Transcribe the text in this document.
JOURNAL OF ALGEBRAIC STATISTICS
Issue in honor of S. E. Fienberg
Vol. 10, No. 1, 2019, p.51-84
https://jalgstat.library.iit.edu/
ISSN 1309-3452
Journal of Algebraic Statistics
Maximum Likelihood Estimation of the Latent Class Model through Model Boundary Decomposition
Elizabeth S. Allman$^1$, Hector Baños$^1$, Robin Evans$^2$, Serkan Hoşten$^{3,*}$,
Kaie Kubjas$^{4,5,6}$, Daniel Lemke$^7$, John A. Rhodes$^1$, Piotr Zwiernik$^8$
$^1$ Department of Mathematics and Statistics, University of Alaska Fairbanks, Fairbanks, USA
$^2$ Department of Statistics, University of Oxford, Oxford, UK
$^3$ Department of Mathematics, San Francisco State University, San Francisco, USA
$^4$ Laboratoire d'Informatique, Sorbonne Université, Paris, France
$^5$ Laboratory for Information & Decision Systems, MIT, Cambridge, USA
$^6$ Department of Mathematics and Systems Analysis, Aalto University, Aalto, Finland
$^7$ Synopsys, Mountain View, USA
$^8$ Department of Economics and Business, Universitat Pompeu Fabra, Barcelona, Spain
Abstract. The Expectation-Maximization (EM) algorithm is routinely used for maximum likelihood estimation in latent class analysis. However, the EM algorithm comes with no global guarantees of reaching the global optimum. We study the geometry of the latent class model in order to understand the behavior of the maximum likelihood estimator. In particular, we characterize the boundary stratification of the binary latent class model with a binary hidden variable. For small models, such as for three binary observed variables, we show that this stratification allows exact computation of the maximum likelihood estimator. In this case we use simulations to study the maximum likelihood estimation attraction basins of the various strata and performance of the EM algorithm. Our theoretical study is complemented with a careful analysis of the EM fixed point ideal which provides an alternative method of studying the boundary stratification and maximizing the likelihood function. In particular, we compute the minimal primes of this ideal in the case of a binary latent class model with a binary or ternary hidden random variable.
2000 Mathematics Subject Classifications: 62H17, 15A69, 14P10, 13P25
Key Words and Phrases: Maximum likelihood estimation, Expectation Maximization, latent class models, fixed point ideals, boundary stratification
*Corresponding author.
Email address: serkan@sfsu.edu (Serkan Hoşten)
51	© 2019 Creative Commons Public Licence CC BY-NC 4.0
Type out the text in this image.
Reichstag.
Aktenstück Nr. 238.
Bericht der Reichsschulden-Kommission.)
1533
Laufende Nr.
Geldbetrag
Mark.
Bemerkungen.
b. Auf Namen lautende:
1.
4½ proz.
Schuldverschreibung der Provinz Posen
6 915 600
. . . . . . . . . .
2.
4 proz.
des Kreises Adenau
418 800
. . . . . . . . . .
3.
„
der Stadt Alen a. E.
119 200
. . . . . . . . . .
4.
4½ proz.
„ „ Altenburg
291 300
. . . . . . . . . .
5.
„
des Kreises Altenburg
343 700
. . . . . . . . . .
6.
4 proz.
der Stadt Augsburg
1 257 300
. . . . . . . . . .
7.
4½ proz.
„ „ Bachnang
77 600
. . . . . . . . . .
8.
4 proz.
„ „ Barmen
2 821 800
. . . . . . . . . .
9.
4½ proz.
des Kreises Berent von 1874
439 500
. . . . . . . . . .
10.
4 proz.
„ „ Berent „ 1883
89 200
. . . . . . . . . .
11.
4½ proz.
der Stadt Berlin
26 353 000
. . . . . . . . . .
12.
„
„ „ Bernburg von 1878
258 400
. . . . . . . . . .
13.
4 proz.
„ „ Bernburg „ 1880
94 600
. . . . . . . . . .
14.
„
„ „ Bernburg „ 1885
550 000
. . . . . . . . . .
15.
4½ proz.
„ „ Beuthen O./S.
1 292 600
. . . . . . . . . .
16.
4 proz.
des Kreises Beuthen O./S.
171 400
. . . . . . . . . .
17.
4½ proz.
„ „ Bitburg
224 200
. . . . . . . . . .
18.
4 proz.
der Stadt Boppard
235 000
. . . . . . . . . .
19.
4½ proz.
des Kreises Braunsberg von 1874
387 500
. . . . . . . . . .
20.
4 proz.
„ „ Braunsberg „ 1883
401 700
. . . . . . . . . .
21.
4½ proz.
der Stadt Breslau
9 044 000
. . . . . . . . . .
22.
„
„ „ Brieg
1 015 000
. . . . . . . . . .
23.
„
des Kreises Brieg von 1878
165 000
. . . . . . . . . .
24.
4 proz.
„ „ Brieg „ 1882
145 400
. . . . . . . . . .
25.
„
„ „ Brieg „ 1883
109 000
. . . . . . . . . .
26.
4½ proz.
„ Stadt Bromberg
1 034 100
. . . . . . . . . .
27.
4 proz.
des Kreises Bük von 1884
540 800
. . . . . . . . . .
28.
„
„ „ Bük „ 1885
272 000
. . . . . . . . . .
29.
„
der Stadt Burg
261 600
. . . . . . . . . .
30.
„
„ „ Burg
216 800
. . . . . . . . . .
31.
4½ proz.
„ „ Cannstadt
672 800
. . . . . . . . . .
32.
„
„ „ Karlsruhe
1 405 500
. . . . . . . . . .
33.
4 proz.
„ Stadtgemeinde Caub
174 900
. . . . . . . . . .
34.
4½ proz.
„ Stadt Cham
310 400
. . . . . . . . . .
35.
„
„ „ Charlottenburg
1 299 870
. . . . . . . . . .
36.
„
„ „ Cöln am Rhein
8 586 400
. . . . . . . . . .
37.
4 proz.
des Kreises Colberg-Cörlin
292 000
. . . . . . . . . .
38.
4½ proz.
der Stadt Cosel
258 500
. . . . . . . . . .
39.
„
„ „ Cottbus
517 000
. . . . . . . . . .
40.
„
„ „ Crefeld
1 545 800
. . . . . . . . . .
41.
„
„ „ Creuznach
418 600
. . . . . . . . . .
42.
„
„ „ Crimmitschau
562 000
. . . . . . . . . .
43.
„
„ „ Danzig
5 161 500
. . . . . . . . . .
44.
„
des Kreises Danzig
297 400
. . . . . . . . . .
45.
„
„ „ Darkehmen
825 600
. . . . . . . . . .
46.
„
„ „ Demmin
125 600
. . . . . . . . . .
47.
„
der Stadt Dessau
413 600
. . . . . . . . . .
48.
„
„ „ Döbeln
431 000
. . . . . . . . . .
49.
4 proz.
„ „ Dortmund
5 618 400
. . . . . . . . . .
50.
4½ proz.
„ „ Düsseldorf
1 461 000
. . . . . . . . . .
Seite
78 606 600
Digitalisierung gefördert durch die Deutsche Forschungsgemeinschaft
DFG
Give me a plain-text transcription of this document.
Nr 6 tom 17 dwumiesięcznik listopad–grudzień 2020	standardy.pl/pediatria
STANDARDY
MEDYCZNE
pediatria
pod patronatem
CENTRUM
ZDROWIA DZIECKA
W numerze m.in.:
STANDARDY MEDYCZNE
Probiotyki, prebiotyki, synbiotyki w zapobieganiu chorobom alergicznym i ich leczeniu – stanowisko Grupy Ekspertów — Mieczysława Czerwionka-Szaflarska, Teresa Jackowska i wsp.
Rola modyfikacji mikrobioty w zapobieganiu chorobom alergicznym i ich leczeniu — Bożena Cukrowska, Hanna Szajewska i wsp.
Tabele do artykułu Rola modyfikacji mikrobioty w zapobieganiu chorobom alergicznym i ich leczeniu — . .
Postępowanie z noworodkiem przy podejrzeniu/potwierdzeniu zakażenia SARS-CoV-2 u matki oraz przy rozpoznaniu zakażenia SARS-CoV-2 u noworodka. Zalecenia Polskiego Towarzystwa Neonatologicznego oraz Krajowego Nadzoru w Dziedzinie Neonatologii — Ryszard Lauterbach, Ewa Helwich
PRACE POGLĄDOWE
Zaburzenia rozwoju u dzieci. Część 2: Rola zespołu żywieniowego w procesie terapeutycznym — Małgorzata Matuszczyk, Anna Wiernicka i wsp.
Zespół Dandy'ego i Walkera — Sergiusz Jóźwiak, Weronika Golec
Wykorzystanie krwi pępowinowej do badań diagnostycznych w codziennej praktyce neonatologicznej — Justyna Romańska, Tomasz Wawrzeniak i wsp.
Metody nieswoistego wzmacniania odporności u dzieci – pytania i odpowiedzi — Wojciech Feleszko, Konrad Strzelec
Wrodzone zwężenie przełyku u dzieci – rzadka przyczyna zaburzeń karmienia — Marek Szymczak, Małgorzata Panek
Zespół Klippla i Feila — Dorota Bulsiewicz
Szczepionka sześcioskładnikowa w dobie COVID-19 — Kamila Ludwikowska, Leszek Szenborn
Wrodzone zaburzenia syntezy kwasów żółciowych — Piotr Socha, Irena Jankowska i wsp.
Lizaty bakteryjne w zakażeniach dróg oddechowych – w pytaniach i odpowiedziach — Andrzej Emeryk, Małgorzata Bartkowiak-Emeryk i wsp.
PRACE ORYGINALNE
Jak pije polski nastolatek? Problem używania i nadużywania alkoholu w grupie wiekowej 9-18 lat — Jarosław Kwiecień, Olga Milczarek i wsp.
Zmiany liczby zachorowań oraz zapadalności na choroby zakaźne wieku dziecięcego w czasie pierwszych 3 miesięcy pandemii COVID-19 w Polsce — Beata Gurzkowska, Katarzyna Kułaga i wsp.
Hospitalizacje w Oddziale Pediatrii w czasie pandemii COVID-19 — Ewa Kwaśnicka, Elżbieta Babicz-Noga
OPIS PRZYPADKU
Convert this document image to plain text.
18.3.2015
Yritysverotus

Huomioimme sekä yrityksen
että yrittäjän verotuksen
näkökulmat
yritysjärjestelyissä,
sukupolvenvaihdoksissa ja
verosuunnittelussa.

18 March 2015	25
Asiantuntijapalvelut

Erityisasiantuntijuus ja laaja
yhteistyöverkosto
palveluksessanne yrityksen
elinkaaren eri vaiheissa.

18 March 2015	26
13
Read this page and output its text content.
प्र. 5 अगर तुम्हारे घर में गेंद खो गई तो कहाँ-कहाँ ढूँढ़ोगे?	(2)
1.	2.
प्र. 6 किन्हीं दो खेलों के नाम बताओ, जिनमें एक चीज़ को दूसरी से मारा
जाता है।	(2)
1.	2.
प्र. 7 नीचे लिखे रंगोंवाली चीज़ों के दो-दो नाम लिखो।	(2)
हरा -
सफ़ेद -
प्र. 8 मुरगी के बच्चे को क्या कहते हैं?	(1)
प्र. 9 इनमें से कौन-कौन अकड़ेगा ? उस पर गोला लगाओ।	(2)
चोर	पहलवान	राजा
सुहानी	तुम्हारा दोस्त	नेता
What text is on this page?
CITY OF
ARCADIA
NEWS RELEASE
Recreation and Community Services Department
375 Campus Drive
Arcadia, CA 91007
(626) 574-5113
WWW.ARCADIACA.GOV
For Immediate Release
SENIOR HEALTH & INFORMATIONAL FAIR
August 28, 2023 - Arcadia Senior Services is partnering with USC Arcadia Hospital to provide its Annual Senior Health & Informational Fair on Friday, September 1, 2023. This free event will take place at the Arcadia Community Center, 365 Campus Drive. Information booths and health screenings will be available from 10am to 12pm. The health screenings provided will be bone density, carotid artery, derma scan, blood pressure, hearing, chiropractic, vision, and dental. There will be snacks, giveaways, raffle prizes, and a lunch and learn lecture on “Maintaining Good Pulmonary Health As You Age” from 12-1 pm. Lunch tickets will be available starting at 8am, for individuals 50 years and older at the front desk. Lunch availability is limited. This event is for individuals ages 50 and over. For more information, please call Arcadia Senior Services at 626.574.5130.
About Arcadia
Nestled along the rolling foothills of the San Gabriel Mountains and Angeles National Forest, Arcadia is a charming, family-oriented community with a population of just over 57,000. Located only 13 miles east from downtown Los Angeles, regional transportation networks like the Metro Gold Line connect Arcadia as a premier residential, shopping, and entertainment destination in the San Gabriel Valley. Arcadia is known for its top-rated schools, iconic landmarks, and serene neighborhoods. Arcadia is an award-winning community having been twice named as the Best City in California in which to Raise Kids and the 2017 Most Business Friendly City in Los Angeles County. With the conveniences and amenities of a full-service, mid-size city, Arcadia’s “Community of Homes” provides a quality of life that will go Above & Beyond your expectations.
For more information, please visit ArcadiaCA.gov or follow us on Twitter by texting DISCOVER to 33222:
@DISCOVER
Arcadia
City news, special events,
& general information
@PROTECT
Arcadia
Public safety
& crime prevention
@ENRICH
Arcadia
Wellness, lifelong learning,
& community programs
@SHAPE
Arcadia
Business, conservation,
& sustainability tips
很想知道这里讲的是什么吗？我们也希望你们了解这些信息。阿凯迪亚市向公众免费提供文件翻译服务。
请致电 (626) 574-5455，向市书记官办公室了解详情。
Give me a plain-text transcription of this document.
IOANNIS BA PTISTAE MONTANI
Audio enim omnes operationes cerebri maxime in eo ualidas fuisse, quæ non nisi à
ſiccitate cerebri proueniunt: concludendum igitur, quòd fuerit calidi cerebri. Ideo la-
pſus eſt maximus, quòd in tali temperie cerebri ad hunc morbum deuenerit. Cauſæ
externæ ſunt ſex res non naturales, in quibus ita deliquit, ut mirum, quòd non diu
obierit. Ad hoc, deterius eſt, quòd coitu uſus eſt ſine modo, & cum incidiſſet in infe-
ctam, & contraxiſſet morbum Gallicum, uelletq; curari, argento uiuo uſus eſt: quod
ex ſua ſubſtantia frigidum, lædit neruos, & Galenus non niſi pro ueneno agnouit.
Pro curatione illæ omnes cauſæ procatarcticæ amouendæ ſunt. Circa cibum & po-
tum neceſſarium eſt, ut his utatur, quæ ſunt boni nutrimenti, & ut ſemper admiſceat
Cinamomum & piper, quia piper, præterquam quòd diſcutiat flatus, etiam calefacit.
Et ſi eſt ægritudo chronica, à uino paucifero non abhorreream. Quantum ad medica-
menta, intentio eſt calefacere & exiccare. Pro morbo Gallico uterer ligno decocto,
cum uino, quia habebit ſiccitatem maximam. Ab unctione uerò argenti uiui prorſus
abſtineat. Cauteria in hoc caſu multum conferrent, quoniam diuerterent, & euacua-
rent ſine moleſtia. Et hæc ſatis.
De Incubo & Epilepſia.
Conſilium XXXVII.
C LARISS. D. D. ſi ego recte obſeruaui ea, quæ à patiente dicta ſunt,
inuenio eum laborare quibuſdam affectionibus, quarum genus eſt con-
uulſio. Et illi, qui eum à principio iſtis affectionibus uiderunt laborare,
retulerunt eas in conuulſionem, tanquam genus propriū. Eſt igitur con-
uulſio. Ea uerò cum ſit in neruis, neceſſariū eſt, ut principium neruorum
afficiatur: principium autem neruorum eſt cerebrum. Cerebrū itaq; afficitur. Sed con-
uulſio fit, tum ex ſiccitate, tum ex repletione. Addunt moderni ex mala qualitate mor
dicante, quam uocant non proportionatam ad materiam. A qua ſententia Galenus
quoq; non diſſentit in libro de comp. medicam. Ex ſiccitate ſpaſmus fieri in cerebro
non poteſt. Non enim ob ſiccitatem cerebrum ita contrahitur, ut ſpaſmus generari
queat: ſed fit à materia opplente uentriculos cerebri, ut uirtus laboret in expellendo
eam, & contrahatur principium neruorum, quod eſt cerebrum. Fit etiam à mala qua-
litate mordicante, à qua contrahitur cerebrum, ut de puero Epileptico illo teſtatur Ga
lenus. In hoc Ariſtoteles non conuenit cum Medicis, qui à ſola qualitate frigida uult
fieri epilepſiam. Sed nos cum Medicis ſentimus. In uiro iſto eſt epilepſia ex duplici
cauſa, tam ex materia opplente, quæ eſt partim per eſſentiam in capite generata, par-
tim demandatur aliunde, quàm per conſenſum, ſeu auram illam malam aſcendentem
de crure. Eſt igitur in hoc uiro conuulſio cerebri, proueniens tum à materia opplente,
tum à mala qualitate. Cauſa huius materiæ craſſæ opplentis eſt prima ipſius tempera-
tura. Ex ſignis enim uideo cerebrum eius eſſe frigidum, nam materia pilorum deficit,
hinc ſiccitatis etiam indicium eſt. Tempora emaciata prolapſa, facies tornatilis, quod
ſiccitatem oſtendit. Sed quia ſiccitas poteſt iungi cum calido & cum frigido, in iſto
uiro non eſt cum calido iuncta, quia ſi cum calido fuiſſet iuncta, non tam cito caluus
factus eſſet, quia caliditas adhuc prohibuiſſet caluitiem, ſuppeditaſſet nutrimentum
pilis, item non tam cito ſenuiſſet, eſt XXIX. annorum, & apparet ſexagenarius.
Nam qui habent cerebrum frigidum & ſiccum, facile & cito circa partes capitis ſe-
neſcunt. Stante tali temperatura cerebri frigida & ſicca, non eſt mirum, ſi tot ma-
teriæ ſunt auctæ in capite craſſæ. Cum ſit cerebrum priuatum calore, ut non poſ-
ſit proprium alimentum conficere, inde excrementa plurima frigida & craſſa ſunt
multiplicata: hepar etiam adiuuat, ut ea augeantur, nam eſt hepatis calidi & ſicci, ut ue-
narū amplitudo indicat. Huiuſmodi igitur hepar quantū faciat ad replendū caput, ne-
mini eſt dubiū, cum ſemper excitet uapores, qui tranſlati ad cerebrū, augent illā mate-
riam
# # # # #
#### The exercise:
Wherever the string "principium" appears in the entries above, list that line.

#### Answer:
uulſio. Ea uerò cum ſit in neruis, neceſſariū eſt, ut principium neruorum
afficiatur: principium autem neruorum eſt cerebrum. Cerebrū itaq; afficitur. Sed con-
eam, & contrahatur principium neruorum, quod eſt cerebrum. Fit etiam à mala qua-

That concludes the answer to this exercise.